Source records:
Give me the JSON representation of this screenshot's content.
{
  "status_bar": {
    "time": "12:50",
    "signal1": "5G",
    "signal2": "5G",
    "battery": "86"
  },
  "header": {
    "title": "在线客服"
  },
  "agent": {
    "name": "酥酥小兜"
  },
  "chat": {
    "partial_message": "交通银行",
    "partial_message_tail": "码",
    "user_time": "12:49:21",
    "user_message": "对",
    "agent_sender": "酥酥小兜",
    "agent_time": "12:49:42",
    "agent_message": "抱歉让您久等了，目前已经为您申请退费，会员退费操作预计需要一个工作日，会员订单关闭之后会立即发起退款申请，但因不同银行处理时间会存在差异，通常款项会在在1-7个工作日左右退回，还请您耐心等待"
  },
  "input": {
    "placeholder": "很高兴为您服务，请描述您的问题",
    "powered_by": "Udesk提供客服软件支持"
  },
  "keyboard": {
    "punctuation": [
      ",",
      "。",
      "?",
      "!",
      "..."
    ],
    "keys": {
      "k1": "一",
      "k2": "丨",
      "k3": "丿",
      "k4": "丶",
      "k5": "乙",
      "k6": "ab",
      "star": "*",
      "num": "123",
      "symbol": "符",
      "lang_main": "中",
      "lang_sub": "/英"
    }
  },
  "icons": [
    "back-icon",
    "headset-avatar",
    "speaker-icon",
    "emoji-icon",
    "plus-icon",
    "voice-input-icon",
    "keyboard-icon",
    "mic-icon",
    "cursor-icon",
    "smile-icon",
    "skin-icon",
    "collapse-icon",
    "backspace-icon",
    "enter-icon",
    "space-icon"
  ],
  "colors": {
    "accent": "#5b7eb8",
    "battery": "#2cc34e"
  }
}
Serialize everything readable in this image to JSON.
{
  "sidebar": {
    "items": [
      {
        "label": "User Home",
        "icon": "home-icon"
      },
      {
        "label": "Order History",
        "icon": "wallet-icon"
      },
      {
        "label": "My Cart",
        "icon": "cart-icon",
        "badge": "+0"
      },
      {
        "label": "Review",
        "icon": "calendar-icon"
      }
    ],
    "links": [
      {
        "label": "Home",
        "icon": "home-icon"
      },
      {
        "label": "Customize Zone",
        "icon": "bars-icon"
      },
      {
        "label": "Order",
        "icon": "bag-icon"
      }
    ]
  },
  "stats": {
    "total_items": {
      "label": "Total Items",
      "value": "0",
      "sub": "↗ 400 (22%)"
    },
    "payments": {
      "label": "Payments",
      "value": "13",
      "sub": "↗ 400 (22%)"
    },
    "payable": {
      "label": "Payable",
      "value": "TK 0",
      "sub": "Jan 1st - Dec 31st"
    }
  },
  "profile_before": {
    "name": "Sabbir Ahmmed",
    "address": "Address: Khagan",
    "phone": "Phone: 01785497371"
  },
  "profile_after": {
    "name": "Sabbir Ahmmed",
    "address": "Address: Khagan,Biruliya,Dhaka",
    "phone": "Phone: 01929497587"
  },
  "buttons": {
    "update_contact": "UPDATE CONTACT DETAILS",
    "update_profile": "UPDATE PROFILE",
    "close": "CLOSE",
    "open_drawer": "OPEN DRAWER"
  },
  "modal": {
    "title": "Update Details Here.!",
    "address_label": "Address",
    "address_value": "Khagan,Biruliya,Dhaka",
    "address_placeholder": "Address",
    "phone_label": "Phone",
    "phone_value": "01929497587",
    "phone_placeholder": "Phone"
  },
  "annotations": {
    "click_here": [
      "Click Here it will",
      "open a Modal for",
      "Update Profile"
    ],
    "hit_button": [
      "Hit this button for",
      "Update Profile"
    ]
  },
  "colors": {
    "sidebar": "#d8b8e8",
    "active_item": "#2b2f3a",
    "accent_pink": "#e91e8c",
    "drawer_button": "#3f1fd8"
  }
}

Task details>
Produce an exact copy of every entry above.

Answer>
Give me the JSON representation of this screenshot's content.
{
  "status_bar": {
    "time": "12:50",
    "signal1": "5G",
    "signal2": "5G",
    "battery": "86"
  },
  "header": {
    "title": "在线客服"
  },
  "agent": {
    "name": "酥酥小兜"
  },
  "chat": {
    "partial_message": "交通银行",
    "partial_message_tail": "码",
    "user_time": "12:49:21",
    "user_message": "对",
    "agent_sender": "酥酥小兜",
    "agent_time": "12:49:42",
    "agent_message": "抱歉让您久等了，目前已经为您申请退费，会员退费操作预计需要一个工作日，会员订单关闭之后会立即发起退款申请，但因不同银行处理时间会存在差异，通常款项会在在1-7个工作日左右退回，还请您耐心等待"
  },
  "input": {
    "placeholder": "很高兴为您服务，请描述您的问题",
    "powered_by": "Udesk提供客服软件支持"
  },
  "keyboard": {
    "punctuation": [
      ",",
      "。",
      "?",
      "!",
      "..."
    ],
    "keys": {
      "k1": "一",
      "k2": "丨",
      "k3": "丿",
      "k4": "丶",
      "k5": "乙",
      "k6": "ab",
      "star": "*",
      "num": "123",
      "symbol": "符",
      "lang_main": "中",
      "lang_sub": "/英"
    }
  },
  "icons": [
    "back-icon",
    "headset-avatar",
    "speaker-icon",
    "emoji-icon",
    "plus-icon",
    "voice-input-icon",
    "keyboard-icon",
    "mic-icon",
    "cursor-icon",
    "smile-icon",
    "skin-icon",
    "collapse-icon",
    "backspace-icon",
    "enter-icon",
    "space-icon"
  ],
  "colors": {
    "accent": "#5b7eb8",
    "battery": "#2cc34e"
  }
}
Serialize everything readable in this image to JSON.
{
  "sidebar": {
    "items": [
      {
        "label": "User Home",
        "icon": "home-icon"
      },
      {
        "label": "Order History",
        "icon": "wallet-icon"
      },
      {
        "label": "My Cart",
        "icon": "cart-icon",
        "badge": "+0"
      },
      {
        "label": "Review",
        "icon": "calendar-icon"
      }
    ],
    "links": [
      {
        "label": "Home",
        "icon": "home-icon"
      },
      {
        "label": "Customize Zone",
        "icon": "bars-icon"
      },
      {
        "label": "Order",
        "icon": "bag-icon"
      }
    ]
  },
  "stats": {
    "total_items": {
      "label": "Total Items",
      "value": "0",
      "sub": "↗ 400 (22%)"
    },
    "payments": {
      "label": "Payments",
      "value": "13",
      "sub": "↗ 400 (22%)"
    },
    "payable": {
      "label": "Payable",
      "value": "TK 0",
      "sub": "Jan 1st - Dec 31st"
    }
  },
  "profile_before": {
    "name": "Sabbir Ahmmed",
    "address": "Address: Khagan",
    "phone": "Phone: 01785497371"
  },
  "profile_after": {
    "name": "Sabbir Ahmmed",
    "address": "Address: Khagan,Biruliya,Dhaka",
    "phone": "Phone: 01929497587"
  },
  "buttons": {
    "update_contact": "UPDATE CONTACT DETAILS",
    "update_profile": "UPDATE PROFILE",
    "close": "CLOSE",
    "open_drawer": "OPEN DRAWER"
  },
  "modal": {
    "title": "Update Details Here.!",
    "address_label": "Address",
    "address_value": "Khagan,Biruliya,Dhaka",
    "address_placeholder": "Address",
    "phone_label": "Phone",
    "phone_value": "01929497587",
    "phone_placeholder": "Phone"
  },
  "annotations": {
    "click_here": [
      "Click Here it will",
      "open a Modal for",
      "Update Profile"
    ],
    "hit_button": [
      "Hit this button for",
      "Update Profile"
    ]
  },
  "colors": {
    "sidebar": "#d8b8e8",
    "active_item": "#2b2f3a",
    "accent_pink": "#e91e8c",
    "drawer_button": "#3f1fd8"
  }
}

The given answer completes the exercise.